## Start

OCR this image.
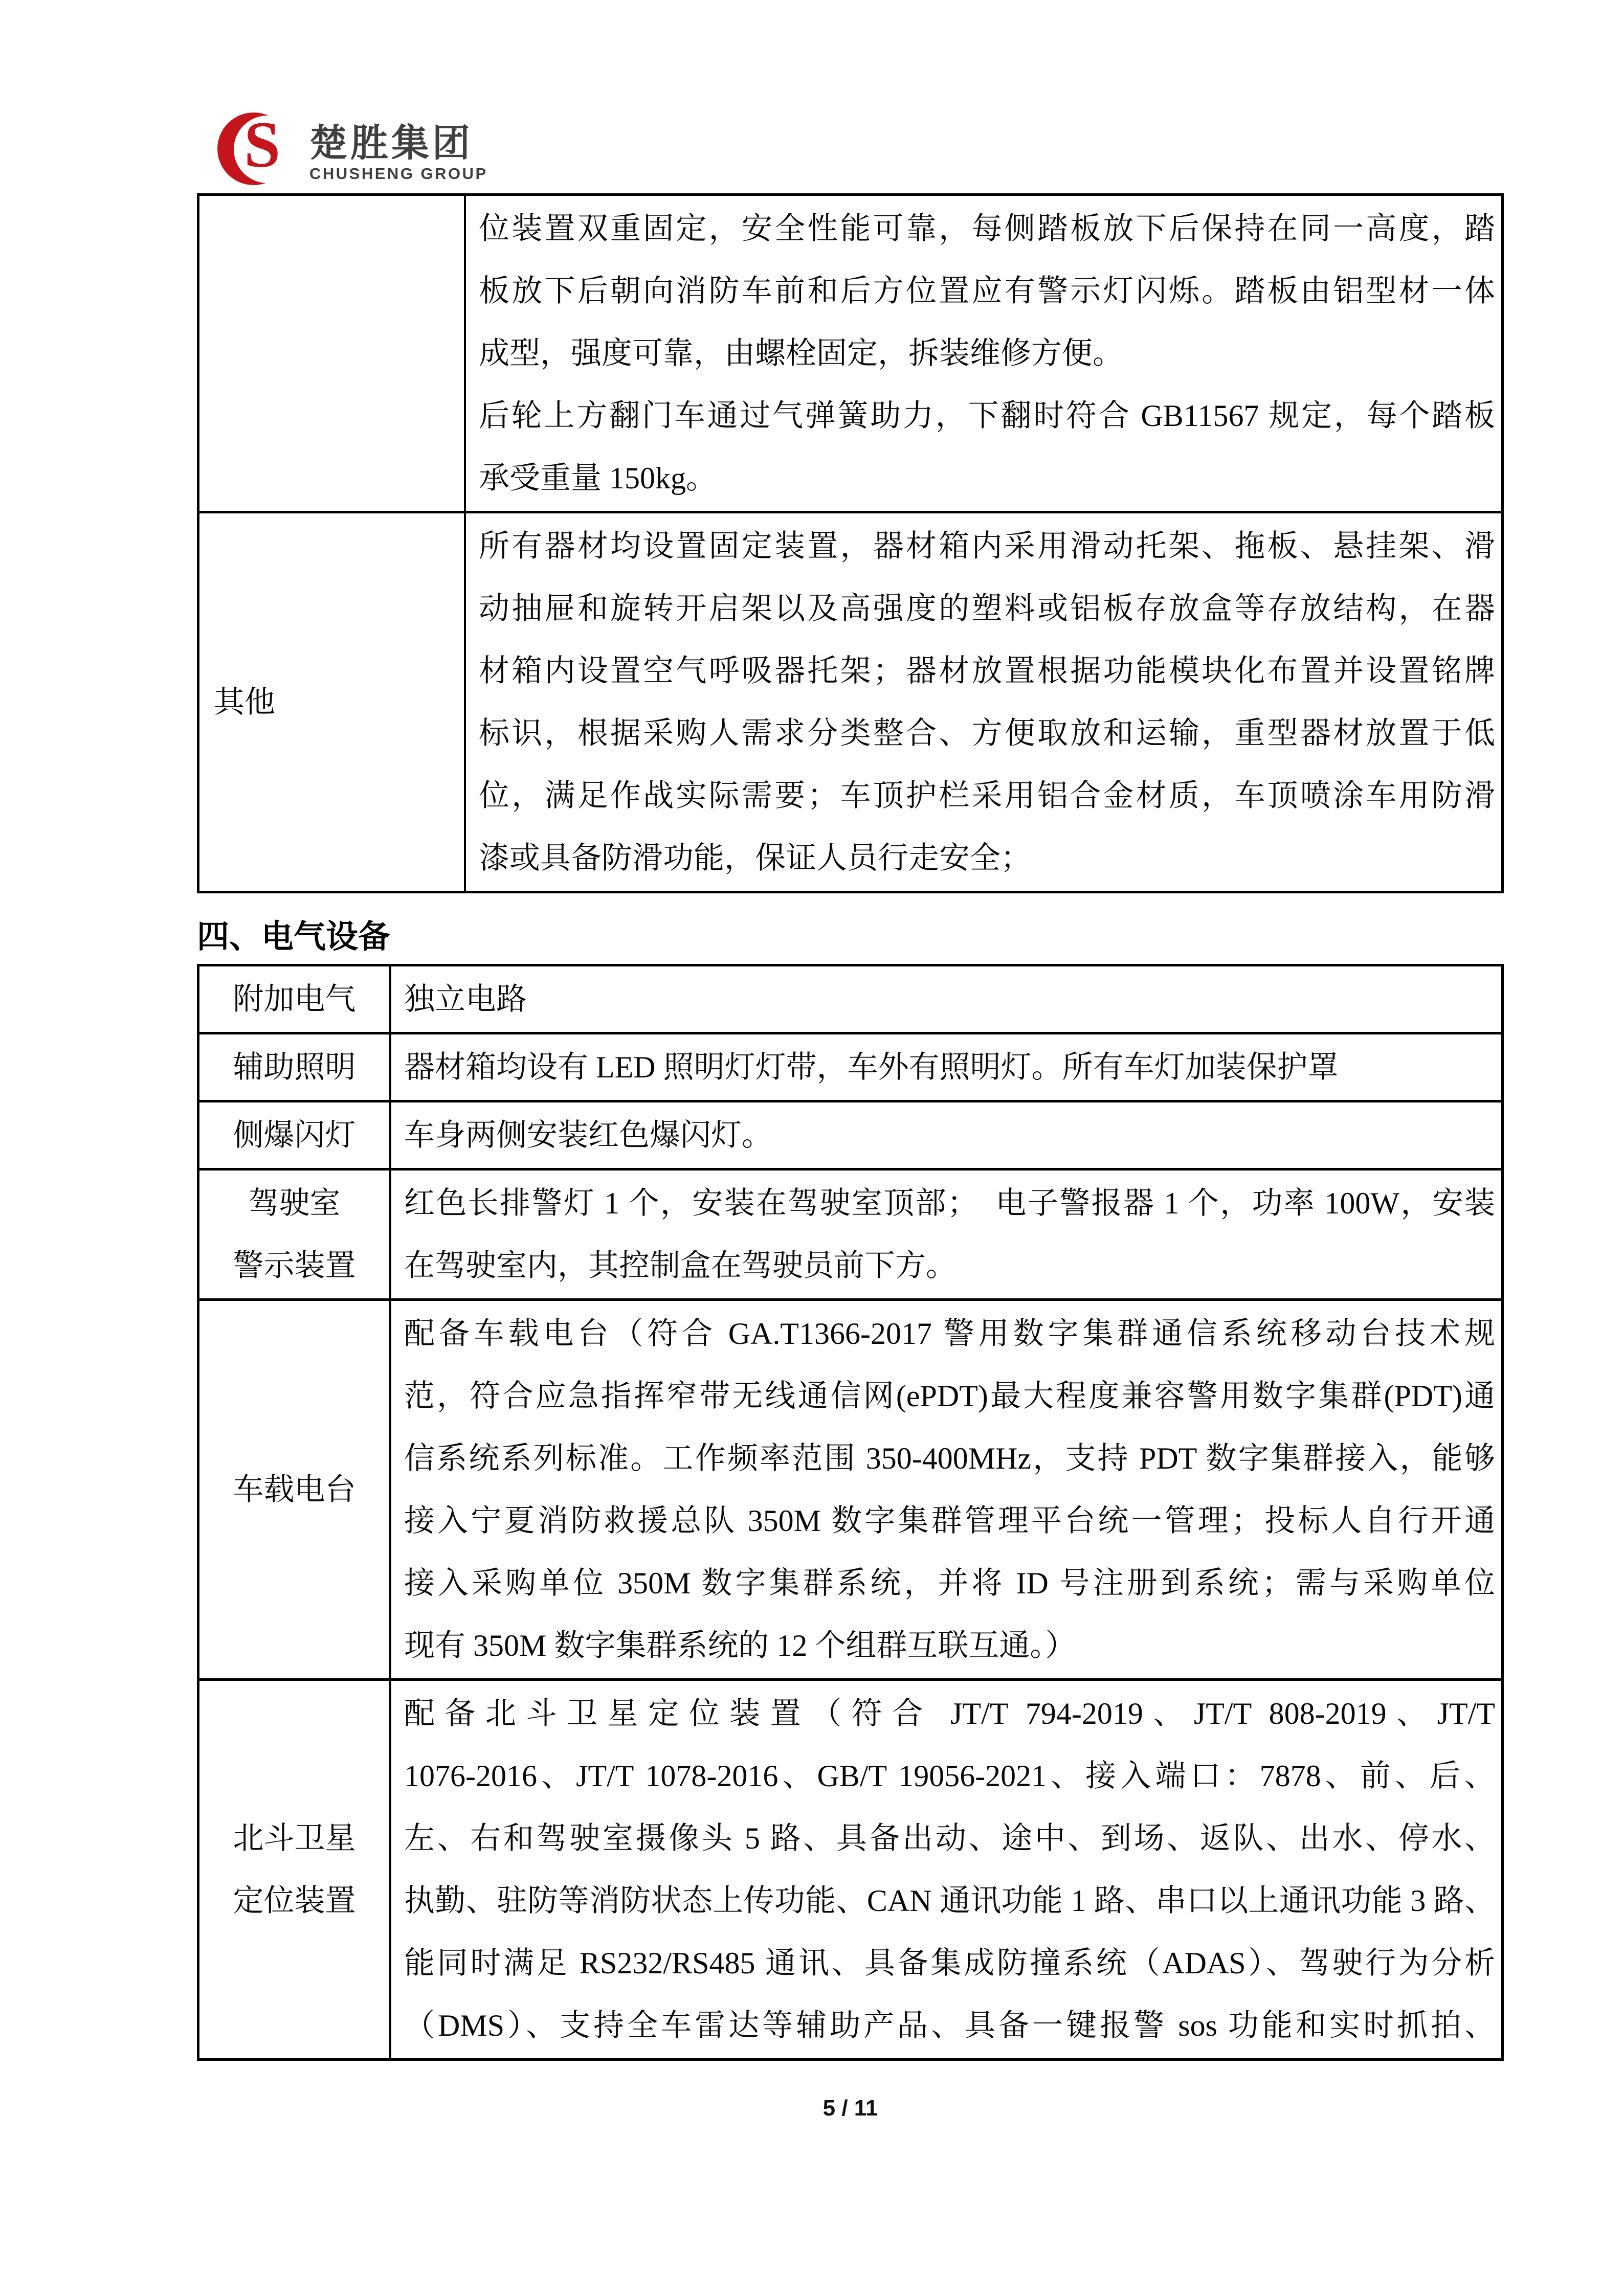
S 楚胜集团
CHUSHENG GROUP
位装置双重固定，安全性能可靠，每侧踏板放下后保持在同一高度，踏
板放下后朝向消防车前和后方位置应有警示灯闪烁。踏板由铝型材一体
成型，强度可靠，由螺栓固定，拆装维修方便。
后轮上方翻门车通过气弹簧助力，下翻时符合 GB11567 规定，每个踏板
承受重量 150kg。
其他
所有器材均设置固定装置，器材箱内采用滑动托架、拖板、悬挂架、滑
动抽屉和旋转开启架以及高强度的塑料或铝板存放盒等存放结构，在器
材箱内设置空气呼吸器托架；器材放置根据功能模块化布置并设置铭牌
标识，根据采购人需求分类整合、方便取放和运输，重型器材放置于低
位，满足作战实际需要；车顶护栏采用铝合金材质，车顶喷涂车用防滑
漆或具备防滑功能，保证人员行走安全；
四、电气设备
附加电气 独立电路
辅助照明 器材箱均设有 LED 照明灯灯带，车外有照明灯。所有车灯加装保护罩
侧爆闪灯 车身两侧安装红色爆闪灯。
驾驶室
警示装置
红色长排警灯 1 个，安装在驾驶室顶部；　电子警报器 1 个，功率 100W，安装
在驾驶室内，其控制盒在驾驶员前下方。
车载电台
配备车载电台（符合 GA.T1366-2017 警用数字集群通信系统移动台技术规
范，符合应急指挥窄带无线通信网(ePDT)最大程度兼容警用数字集群(PDT)通
信系统系列标准。工作频率范围 350-400MHz，支持 PDT 数字集群接入，能够
接入宁夏消防救援总队 350M 数字集群管理平台统一管理；投标人自行开通
接入采购单位 350M 数字集群系统，并将 ID 号注册到系统；需与采购单位
现有 350M 数字集群系统的 12 个组群互联互通。）
北斗卫星
定位装置
配备北斗卫星定位装置（符合 JT/T 794-2019、JT/T 808-2019、JT/T
1076-2016、JT/T 1078-2016、GB/T 19056-2021、接入端口：7878、前、后、
左、右和驾驶室摄像头 5 路、具备出动、途中、到场、返队、出水、停水、
执勤、驻防等消防状态上传功能、CAN 通讯功能 1 路、串口以上通讯功能 3 路、
能同时满足 RS232/RS485 通讯、具备集成防撞系统（ADAS）、驾驶行为分析
（DMS）、支持全车雷达等辅助产品、具备一键报警 sos 功能和实时抓拍、
5 / 11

## End

**Set exercise**
Restate the full listing verbatim and drop every picture.

**Response to this exercise**
OCR this image.
S 楚胜集团
CHUSHENG GROUP
位装置双重固定，安全性能可靠，每侧踏板放下后保持在同一高度，踏
板放下后朝向消防车前和后方位置应有警示灯闪烁。踏板由铝型材一体
成型，强度可靠，由螺栓固定，拆装维修方便。
后轮上方翻门车通过气弹簧助力，下翻时符合 GB11567 规定，每个踏板
承受重量 150kg。
其他
所有器材均设置固定装置，器材箱内采用滑动托架、拖板、悬挂架、滑
动抽屉和旋转开启架以及高强度的塑料或铝板存放盒等存放结构，在器
材箱内设置空气呼吸器托架；器材放置根据功能模块化布置并设置铭牌
标识，根据采购人需求分类整合、方便取放和运输，重型器材放置于低
位，满足作战实际需要；车顶护栏采用铝合金材质，车顶喷涂车用防滑
漆或具备防滑功能，保证人员行走安全；
四、电气设备
附加电气 独立电路
辅助照明 器材箱均设有 LED 照明灯灯带，车外有照明灯。所有车灯加装保护罩
侧爆闪灯 车身两侧安装红色爆闪灯。
驾驶室
警示装置
红色长排警灯 1 个，安装在驾驶室顶部；　电子警报器 1 个，功率 100W，安装
在驾驶室内，其控制盒在驾驶员前下方。
车载电台
配备车载电台（符合 GA.T1366-2017 警用数字集群通信系统移动台技术规
范，符合应急指挥窄带无线通信网(ePDT)最大程度兼容警用数字集群(PDT)通
信系统系列标准。工作频率范围 350-400MHz，支持 PDT 数字集群接入，能够
接入宁夏消防救援总队 350M 数字集群管理平台统一管理；投标人自行开通
接入采购单位 350M 数字集群系统，并将 ID 号注册到系统；需与采购单位
现有 350M 数字集群系统的 12 个组群互联互通。）
北斗卫星
定位装置
配备北斗卫星定位装置（符合 JT/T 794-2019、JT/T 808-2019、JT/T
1076-2016、JT/T 1078-2016、GB/T 19056-2021、接入端口：7878、前、后、
左、右和驾驶室摄像头 5 路、具备出动、途中、到场、返队、出水、停水、
执勤、驻防等消防状态上传功能、CAN 通讯功能 1 路、串口以上通讯功能 3 路、
能同时满足 RS232/RS485 通讯、具备集成防撞系统（ADAS）、驾驶行为分析
（DMS）、支持全车雷达等辅助产品、具备一键报警 sos 功能和实时抓拍、
5 / 11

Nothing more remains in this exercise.